(Items)
-----
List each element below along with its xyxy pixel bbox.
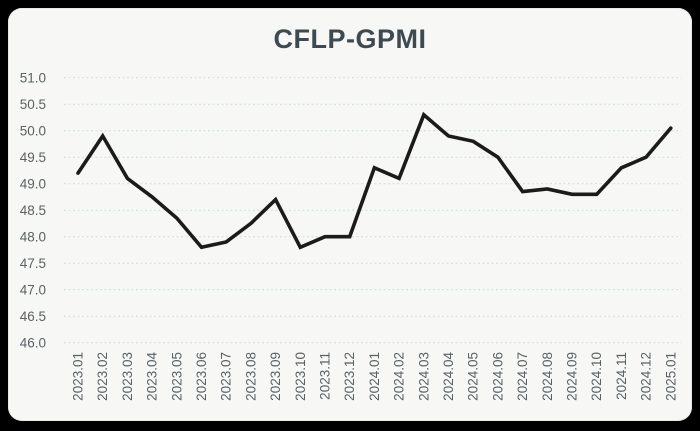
x-tick-label: 2024.04 (441, 352, 456, 401)
x-tick-label: 2023.07 (219, 352, 234, 401)
x-tick-label: 2024.09 (565, 352, 580, 401)
y-tick-label: 49.0 (20, 176, 46, 191)
y-tick-label: 46.5 (20, 309, 46, 324)
x-tick-label: 2024.08 (540, 352, 555, 401)
x-tick-label: 2023.09 (268, 352, 283, 401)
y-tick-label: 46.0 (20, 335, 46, 350)
x-tick-label: 2023.05 (169, 352, 184, 401)
y-tick-label: 51.0 (20, 70, 46, 85)
x-tick-label: 2024.07 (515, 352, 530, 401)
x-tick-label: 2024.10 (589, 352, 604, 401)
x-tick-label: 2024.11 (614, 352, 629, 400)
y-tick-label: 48.0 (20, 229, 46, 244)
x-tick-label: 2023.08 (243, 352, 258, 401)
y-tick-label: 47.0 (20, 282, 46, 297)
x-tick-label: 2024.05 (466, 352, 481, 401)
chart-title: CFLP-GPMI (273, 24, 427, 54)
x-tick-label: 2024.06 (490, 352, 505, 401)
x-tick-label: 2023.02 (95, 352, 110, 401)
x-tick-label: 2023.10 (293, 352, 308, 401)
x-tick-label: 2023.01 (71, 352, 86, 401)
x-tick-label: 2023.03 (120, 352, 135, 401)
y-tick-label: 50.0 (20, 123, 46, 138)
x-tick-label: 2023.12 (342, 352, 357, 401)
x-tick-label: 2024.02 (392, 352, 407, 401)
x-tick-label: 2024.12 (639, 352, 654, 401)
x-tick-label: 2023.04 (145, 352, 160, 401)
y-tick-label: 48.5 (20, 203, 46, 218)
x-tick-label: 2023.06 (194, 352, 209, 401)
data-line (76, 111, 673, 250)
y-tick-label: 49.5 (20, 150, 46, 165)
y-tick-label: 47.5 (20, 256, 46, 271)
x-tick-label: 2023.11 (318, 352, 333, 400)
chart-card: CFLP-GPMI (8, 8, 692, 421)
x-tick-label: 2024.01 (367, 352, 382, 401)
y-tick-label: 50.5 (20, 97, 46, 112)
x-tick-label: 2025.01 (663, 352, 678, 401)
x-tick-label: 2024.03 (416, 352, 431, 401)
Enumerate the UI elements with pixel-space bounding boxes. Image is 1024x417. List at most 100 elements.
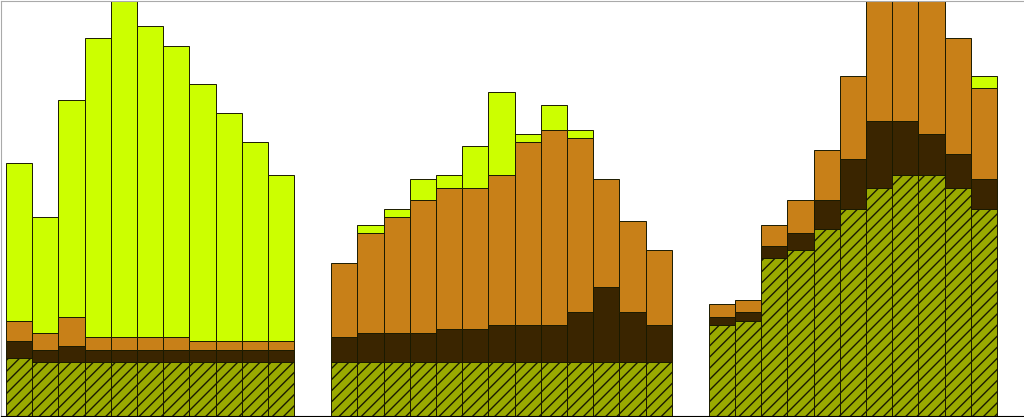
Bar: [840, 158, 866, 208]
Bar: [945, 188, 971, 416]
Bar: [163, 350, 189, 362]
Bar: [866, 188, 892, 416]
Bar: [646, 325, 672, 362]
Bar: [866, 121, 892, 188]
Bar: [971, 88, 997, 179]
Bar: [436, 188, 462, 329]
Bar: [866, 0, 892, 121]
Bar: [814, 150, 840, 200]
Bar: [331, 362, 357, 416]
Bar: [593, 362, 620, 416]
Bar: [242, 362, 268, 416]
Bar: [919, 0, 945, 134]
Bar: [787, 250, 814, 416]
Bar: [436, 362, 462, 416]
Bar: [242, 342, 268, 350]
Bar: [189, 342, 216, 350]
Bar: [840, 208, 866, 416]
Bar: [971, 208, 997, 416]
Bar: [216, 350, 242, 362]
Bar: [85, 337, 111, 350]
Bar: [462, 188, 488, 329]
Bar: [85, 350, 111, 362]
Bar: [646, 250, 672, 325]
Bar: [32, 217, 58, 333]
Bar: [189, 350, 216, 362]
Bar: [85, 38, 111, 337]
Bar: [488, 362, 515, 416]
Bar: [814, 200, 840, 229]
Bar: [410, 333, 436, 362]
Bar: [593, 179, 620, 287]
Bar: [515, 325, 541, 362]
Bar: [268, 342, 294, 350]
Bar: [971, 179, 997, 208]
Bar: [357, 225, 384, 234]
Bar: [462, 329, 488, 362]
Bar: [384, 208, 410, 217]
Bar: [357, 234, 384, 333]
Bar: [384, 362, 410, 416]
Bar: [761, 225, 787, 246]
Bar: [593, 287, 620, 362]
Bar: [163, 362, 189, 416]
Bar: [840, 75, 866, 158]
Bar: [410, 200, 436, 333]
Bar: [620, 221, 646, 312]
Bar: [541, 325, 567, 362]
Bar: [216, 113, 242, 342]
Bar: [357, 333, 384, 362]
Bar: [971, 75, 997, 88]
Bar: [137, 350, 163, 362]
Bar: [945, 38, 971, 154]
Bar: [541, 105, 567, 130]
Bar: [32, 350, 58, 362]
Bar: [709, 317, 735, 325]
Bar: [163, 337, 189, 350]
Bar: [384, 217, 410, 333]
Bar: [892, 121, 919, 175]
Bar: [541, 362, 567, 416]
Bar: [216, 342, 242, 350]
Bar: [787, 200, 814, 234]
Bar: [620, 312, 646, 362]
Bar: [6, 342, 32, 358]
Bar: [567, 138, 593, 312]
Bar: [384, 333, 410, 362]
Bar: [111, 350, 137, 362]
Bar: [6, 321, 32, 342]
Bar: [268, 362, 294, 416]
Bar: [567, 312, 593, 362]
Bar: [945, 154, 971, 188]
Bar: [814, 229, 840, 416]
Bar: [331, 263, 357, 337]
Bar: [189, 84, 216, 342]
Bar: [515, 362, 541, 416]
Bar: [541, 130, 567, 325]
Bar: [620, 362, 646, 416]
Bar: [515, 134, 541, 142]
Bar: [892, 175, 919, 416]
Bar: [410, 362, 436, 416]
Bar: [410, 179, 436, 200]
Bar: [6, 358, 32, 416]
Bar: [462, 362, 488, 416]
Bar: [58, 100, 85, 317]
Bar: [357, 362, 384, 416]
Bar: [488, 92, 515, 175]
Bar: [111, 362, 137, 416]
Bar: [761, 259, 787, 416]
Bar: [462, 146, 488, 188]
Bar: [242, 350, 268, 362]
Bar: [436, 329, 462, 362]
Bar: [137, 25, 163, 337]
Bar: [567, 362, 593, 416]
Bar: [735, 312, 761, 321]
Bar: [436, 175, 462, 188]
Bar: [646, 362, 672, 416]
Bar: [919, 175, 945, 416]
Bar: [488, 325, 515, 362]
Bar: [761, 246, 787, 259]
Bar: [58, 362, 85, 416]
Bar: [137, 362, 163, 416]
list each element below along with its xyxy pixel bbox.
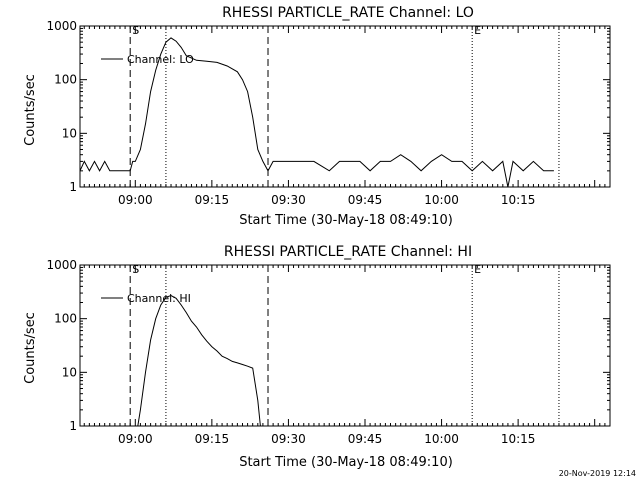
x-tick-label: 09:00 <box>118 432 153 446</box>
series-line-lo <box>79 37 554 188</box>
y-tick-label: 1000 <box>46 258 77 272</box>
x-tick-label: 10:15 <box>501 193 536 207</box>
y-tick-label: 100 <box>54 312 77 326</box>
x-tick-label: 09:45 <box>348 432 383 446</box>
x-tick-label: 09:00 <box>118 193 153 207</box>
x-axis-label: Start Time (30-May-18 08:49:10) <box>239 455 453 470</box>
x-axis-label: Start Time (30-May-18 08:49:10) <box>239 213 453 228</box>
x-tick-label: 09:45 <box>348 193 383 207</box>
marker-label: S <box>132 24 139 37</box>
x-tick-label: 10:15 <box>501 432 536 446</box>
marker-label: E <box>474 263 481 276</box>
x-tick-label: 10:00 <box>424 432 459 446</box>
plot-frame <box>79 25 611 188</box>
x-tick-label: 09:30 <box>271 432 306 446</box>
y-axis-label: Counts/sec <box>23 312 38 384</box>
y-tick-label: 1000 <box>46 19 77 33</box>
x-tick-label: 09:15 <box>195 193 230 207</box>
y-tick-label: 1 <box>69 419 77 433</box>
x-tick-label: 10:00 <box>424 193 459 207</box>
chart-title: RHESSI PARTICLE_RATE Channel: LO <box>222 5 474 21</box>
y-tick-label: 10 <box>62 126 77 140</box>
chart-title: RHESSI PARTICLE_RATE Channel: HI <box>224 244 472 260</box>
marker-label: S <box>132 263 139 276</box>
y-tick-label: 1 <box>69 180 77 194</box>
legend-label: Channel: HI <box>127 292 191 305</box>
marker-label: E <box>474 24 481 37</box>
x-tick-label: 09:30 <box>271 193 306 207</box>
y-axis-label: Counts/sec <box>23 74 38 146</box>
legend-label: Channel: LO <box>127 53 194 66</box>
chart-panel-hi: RHESSI PARTICLE_RATE Channel: HI 1 10 100 1… <box>23 244 611 470</box>
series-line-hi <box>137 294 261 427</box>
y-tick-label: 10 <box>62 365 77 379</box>
y-tick-label: 100 <box>54 73 77 87</box>
plot-frame <box>79 264 611 427</box>
x-tick-label: 09:15 <box>195 432 230 446</box>
chart-panel-lo: RHESSI PARTICLE_RATE Channel: LO 1 10 100 1… <box>23 5 611 228</box>
footer-timestamp: 20-Nov-2019 12:14 <box>559 469 636 478</box>
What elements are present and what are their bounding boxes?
-----
(Problem to work on) Set down, verbatim, the lines of the records above between the line containing "x-tick-label: 09:00 <box>118 432" and the line containing "x-tick-label: 09:45 <box>348 432", inclusive.

(Solution for this exercise)
x-tick-label: 09:00 <box>118 432 153 446</box>
series-line-lo <box>79 37 554 188</box>
y-tick-label: 1000 <box>46 258 77 272</box>
x-tick-label: 10:15 <box>501 193 536 207</box>
y-tick-label: 100 <box>54 312 77 326</box>
x-tick-label: 09:45 <box>348 432 383 446</box>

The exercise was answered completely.